Bien avant que n'expire la convention signée entre le Gouvernement et la Banque du Congo Belge, il est apparu qu'une réforme bancaire s'imposait dans le pays au regard de l'accroissement des établissements de banque. Il y avait déjà, à côté de la Banque du Congo Belge, six autres banques commerciales disposant d'une multitude d'agences et de succursales tel est le cas de la banque belge d’Afrique, B.B.A (1927) et la société Congolaise de Banque (1950) qui se sont installées au Congo. Elles deviendront respectivement l’U.B.C et la B.C.C.E. Les fonctions de Banque Centrale ne pouvaient donc rester concentrées entre les mains d'une banque privée, de surcroît, concurrente des autres banques qu'elle aurait dû superviser.



En outre, la politique monétaire faisant partie de la politique économique, il convenait de la placer sous le contrôle direct de l'autorité publique. C'est dans ce contexte que le décret royal du 30 juillet 1951 créa la « Banque Centrale du Congo Belge et du Ruanda-Urundi ».

● **Matériel fourni**:

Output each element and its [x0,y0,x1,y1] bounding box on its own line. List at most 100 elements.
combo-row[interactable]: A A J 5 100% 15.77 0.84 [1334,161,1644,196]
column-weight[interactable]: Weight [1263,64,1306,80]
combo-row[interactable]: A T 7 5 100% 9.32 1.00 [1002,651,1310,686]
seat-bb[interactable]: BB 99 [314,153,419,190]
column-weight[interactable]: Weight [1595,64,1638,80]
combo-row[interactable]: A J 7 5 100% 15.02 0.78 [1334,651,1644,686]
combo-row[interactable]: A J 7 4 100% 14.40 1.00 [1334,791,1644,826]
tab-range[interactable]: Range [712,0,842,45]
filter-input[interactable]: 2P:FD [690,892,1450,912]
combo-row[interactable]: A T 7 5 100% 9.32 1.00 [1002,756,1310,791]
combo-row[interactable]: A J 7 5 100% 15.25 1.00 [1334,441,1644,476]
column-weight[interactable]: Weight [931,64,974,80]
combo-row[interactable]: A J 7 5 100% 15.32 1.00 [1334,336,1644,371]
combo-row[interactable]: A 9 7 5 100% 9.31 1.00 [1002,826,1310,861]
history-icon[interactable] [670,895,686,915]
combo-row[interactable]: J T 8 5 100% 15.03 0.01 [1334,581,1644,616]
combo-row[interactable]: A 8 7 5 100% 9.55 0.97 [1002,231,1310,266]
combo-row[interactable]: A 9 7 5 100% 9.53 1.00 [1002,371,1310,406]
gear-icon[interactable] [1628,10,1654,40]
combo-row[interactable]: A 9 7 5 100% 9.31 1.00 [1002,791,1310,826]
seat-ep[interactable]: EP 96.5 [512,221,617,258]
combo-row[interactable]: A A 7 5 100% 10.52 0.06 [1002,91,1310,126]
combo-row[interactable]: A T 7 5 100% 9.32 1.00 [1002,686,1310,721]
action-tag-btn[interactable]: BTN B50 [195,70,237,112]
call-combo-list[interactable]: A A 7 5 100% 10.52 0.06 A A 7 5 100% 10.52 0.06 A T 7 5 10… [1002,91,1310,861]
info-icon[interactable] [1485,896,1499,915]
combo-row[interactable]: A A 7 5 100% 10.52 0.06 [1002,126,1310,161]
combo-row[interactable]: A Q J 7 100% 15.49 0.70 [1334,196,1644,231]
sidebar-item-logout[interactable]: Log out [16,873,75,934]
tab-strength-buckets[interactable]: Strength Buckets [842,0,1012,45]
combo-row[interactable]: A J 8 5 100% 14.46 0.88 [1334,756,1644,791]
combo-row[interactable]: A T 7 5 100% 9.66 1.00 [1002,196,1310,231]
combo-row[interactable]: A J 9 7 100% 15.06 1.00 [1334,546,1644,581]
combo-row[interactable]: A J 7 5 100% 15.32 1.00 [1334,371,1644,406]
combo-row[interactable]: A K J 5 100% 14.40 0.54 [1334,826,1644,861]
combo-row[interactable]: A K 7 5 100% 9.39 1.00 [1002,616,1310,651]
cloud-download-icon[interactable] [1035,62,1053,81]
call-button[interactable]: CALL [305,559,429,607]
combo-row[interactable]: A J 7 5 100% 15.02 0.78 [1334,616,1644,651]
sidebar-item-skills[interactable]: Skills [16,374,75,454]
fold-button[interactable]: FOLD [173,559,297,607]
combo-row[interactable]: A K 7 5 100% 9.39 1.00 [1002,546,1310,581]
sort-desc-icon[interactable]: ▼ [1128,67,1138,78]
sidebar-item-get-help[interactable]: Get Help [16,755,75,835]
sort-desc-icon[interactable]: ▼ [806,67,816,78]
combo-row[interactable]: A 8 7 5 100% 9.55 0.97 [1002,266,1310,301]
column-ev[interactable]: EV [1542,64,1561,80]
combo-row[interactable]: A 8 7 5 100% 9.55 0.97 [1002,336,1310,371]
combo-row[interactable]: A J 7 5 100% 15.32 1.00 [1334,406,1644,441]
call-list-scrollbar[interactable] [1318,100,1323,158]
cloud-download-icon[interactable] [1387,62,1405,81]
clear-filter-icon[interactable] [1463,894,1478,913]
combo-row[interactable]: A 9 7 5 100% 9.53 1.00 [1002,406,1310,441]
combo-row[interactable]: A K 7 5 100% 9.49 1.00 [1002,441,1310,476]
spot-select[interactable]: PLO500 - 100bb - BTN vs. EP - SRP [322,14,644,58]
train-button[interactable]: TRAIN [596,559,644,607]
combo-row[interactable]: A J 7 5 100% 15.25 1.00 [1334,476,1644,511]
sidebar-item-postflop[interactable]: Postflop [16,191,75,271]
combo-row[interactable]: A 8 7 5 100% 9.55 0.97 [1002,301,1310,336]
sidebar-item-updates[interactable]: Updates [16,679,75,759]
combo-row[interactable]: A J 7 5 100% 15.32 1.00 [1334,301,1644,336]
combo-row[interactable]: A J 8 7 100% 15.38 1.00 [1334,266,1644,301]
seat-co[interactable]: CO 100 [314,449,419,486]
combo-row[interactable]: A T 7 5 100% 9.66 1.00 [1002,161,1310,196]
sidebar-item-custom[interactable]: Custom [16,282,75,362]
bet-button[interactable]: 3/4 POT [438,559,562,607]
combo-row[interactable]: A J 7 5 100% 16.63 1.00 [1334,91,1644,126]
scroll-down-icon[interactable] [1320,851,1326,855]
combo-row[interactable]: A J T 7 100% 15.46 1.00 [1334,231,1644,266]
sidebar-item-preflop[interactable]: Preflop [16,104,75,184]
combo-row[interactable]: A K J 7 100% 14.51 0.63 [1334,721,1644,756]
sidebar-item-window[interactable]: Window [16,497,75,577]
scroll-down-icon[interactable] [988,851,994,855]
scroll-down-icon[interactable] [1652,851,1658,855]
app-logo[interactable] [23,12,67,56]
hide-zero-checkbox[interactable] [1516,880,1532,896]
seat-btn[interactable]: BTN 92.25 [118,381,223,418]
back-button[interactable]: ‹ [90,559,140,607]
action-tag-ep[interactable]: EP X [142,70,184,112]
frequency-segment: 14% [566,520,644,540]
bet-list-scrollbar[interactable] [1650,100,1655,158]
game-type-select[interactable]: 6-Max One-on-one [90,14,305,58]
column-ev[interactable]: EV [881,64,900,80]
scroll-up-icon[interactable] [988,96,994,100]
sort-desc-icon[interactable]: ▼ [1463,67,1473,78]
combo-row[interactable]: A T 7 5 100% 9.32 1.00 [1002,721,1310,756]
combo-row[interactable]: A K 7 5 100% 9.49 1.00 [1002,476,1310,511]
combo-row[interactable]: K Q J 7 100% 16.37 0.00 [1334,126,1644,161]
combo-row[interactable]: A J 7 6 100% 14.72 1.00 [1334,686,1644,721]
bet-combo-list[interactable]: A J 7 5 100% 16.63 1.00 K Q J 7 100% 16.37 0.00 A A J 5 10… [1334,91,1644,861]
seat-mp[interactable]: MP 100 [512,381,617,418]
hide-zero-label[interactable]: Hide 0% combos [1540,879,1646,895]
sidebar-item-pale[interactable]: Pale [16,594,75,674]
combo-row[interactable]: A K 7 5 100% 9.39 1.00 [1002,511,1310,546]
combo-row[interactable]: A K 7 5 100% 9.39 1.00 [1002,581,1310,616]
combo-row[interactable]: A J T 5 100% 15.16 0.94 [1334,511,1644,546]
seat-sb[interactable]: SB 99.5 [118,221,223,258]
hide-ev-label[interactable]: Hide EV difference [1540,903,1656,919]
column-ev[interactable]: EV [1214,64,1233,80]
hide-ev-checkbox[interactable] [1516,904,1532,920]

● **Consigne**:
Recopiez le passage sur la réforme bancaire au Congo belge, de « Bien avant que » jusqu'à « aurait dû superviser. ». Remplacez « banque privée » par « institution privée ».

● **Corrigé**:
Bien avant que n'expire la convention signée entre le Gouvernement et la Banque du Congo Belge, il est apparu qu'une réforme bancaire s'imposait dans le pays au regard de l'accroissement des établissements de banque. Il y avait déjà, à côté de la Banque du Congo Belge, six autres banques commerciales disposant d'une multitude d'agences et de succursales tel est le cas de la banque belge d’Afrique, B.B.A (1927) et la société Congolaise de Banque (1950) qui se sont installées au Congo. Elles deviendront respectivement l’U.B.C et la B.C.C.E. Les fonctions de Banque Centrale ne pouvaient donc rester concentrées entre les mains d'une institution privée, de surcroît, concurrente des autres banques qu'elle aurait dû superviser.